◆ Exercise prompt ◆
Pick out each line in these entries that contains the string "bowl".

Collected data
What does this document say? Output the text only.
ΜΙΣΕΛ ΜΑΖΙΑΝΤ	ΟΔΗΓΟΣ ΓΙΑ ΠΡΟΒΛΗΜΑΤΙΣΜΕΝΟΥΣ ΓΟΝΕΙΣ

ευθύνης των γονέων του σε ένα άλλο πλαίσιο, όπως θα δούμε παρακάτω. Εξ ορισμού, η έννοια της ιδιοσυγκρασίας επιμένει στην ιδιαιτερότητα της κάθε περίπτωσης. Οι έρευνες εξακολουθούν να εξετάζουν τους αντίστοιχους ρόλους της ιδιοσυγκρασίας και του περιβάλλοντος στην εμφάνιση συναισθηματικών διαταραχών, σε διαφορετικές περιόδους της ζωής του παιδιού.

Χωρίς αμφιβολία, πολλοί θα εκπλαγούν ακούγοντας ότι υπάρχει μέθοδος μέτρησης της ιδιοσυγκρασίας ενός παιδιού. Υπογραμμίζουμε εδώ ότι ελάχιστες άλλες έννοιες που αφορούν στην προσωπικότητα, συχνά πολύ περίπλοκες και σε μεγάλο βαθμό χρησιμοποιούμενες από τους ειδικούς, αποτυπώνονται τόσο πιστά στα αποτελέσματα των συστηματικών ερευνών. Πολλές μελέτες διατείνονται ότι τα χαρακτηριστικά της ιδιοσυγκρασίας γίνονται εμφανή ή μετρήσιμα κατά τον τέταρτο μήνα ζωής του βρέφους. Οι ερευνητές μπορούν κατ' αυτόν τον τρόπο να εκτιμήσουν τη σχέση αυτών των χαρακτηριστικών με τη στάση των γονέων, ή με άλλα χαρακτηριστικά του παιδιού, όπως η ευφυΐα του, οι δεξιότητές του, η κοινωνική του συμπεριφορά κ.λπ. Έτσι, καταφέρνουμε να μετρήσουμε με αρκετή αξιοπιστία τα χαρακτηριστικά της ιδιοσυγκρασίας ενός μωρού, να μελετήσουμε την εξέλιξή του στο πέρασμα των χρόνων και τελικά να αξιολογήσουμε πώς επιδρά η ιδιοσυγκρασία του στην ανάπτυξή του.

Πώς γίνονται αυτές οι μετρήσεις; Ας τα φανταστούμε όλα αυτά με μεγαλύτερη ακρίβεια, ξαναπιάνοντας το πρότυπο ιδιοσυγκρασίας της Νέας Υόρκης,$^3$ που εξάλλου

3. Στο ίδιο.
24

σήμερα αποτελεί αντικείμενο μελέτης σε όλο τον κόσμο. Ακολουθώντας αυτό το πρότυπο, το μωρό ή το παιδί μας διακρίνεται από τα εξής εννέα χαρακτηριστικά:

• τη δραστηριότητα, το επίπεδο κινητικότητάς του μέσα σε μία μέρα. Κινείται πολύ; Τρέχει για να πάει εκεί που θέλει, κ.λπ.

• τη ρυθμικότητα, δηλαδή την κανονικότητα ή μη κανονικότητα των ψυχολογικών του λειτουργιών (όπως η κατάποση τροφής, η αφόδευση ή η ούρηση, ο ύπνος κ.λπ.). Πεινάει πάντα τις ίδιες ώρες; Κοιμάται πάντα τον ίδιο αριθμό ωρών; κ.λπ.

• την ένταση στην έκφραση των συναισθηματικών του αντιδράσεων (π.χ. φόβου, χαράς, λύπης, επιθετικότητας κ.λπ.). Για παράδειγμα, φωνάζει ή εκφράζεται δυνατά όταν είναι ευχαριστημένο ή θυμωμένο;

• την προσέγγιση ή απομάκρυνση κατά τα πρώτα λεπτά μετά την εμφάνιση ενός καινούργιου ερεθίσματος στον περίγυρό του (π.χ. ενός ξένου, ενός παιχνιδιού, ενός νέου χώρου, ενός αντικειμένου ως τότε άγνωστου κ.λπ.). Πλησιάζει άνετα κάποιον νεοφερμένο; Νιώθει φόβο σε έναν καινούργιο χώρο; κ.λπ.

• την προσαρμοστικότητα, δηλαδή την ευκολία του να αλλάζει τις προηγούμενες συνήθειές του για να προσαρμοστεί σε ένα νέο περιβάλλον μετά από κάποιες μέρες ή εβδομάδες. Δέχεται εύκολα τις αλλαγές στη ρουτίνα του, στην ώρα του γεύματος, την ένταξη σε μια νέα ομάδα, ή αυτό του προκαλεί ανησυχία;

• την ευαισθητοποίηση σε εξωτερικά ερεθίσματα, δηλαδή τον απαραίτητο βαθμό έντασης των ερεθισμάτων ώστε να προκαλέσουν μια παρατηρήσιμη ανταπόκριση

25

...

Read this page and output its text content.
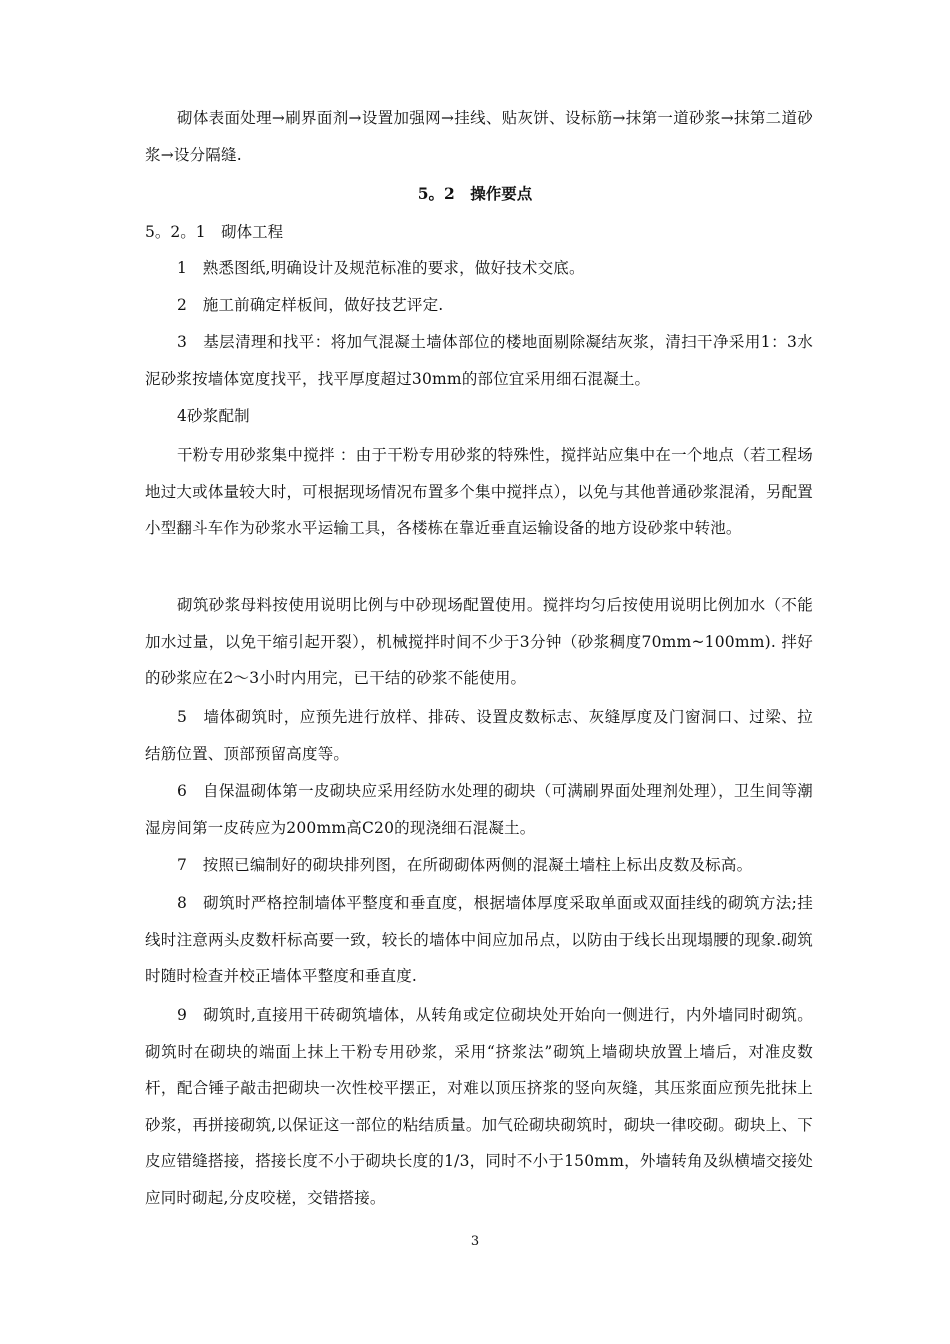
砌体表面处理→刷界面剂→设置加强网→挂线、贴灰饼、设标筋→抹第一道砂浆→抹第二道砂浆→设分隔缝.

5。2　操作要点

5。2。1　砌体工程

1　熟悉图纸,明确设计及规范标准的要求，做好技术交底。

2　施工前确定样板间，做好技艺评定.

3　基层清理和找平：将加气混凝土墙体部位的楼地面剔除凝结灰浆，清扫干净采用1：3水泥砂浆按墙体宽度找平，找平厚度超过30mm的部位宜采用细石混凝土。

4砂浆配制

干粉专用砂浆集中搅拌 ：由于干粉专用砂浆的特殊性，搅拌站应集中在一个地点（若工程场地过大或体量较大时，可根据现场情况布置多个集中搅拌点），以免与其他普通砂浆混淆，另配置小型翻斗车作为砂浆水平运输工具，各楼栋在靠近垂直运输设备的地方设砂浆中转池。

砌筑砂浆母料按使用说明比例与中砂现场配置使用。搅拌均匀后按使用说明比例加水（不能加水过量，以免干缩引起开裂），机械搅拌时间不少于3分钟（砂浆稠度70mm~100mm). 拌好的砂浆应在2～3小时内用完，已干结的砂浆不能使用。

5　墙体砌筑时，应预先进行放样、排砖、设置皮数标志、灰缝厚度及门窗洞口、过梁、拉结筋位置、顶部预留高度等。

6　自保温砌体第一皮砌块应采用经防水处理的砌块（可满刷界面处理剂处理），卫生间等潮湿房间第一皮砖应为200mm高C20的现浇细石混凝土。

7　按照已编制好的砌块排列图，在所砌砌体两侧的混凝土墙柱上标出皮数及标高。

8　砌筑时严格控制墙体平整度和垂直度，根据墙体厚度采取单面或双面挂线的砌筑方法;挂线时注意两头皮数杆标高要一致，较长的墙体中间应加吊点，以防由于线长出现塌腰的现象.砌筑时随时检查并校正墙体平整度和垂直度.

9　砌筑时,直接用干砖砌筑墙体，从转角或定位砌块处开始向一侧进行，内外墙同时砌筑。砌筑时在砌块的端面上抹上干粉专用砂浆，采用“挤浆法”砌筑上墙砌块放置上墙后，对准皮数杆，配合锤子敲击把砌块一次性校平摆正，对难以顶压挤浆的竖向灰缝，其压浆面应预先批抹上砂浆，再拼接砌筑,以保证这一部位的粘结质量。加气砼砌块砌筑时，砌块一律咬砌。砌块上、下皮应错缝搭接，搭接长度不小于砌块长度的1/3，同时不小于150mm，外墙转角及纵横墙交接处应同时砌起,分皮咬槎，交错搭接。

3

* * *

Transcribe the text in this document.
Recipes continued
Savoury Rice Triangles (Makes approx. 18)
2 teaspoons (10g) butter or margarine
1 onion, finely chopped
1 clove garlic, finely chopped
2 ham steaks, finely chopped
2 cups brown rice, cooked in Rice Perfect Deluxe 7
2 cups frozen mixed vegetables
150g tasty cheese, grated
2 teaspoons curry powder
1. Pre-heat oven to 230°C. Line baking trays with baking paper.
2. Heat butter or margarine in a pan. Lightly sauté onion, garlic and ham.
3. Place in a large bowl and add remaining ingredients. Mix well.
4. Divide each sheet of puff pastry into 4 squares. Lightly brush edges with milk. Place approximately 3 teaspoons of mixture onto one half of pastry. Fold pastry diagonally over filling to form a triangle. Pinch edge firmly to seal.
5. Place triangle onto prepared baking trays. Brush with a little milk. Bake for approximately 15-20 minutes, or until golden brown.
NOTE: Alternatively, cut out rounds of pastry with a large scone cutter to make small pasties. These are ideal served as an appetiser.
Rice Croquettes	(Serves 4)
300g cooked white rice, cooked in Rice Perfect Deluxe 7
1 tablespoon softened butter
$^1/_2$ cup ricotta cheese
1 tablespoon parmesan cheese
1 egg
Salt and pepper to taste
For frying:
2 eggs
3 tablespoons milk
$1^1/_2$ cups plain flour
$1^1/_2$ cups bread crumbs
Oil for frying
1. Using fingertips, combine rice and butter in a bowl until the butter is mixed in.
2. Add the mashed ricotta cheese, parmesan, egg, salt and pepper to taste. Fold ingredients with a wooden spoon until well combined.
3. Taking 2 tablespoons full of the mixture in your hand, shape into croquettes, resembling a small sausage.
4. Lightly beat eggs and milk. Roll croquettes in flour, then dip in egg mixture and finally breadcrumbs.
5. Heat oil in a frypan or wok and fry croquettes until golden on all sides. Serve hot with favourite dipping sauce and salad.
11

◆ Exercise solution ◆
3. Place in a large bowl and add remaining ingredients. Mix well.
1. Using fingertips, combine rice and butter in a bowl until the butter is mixed in.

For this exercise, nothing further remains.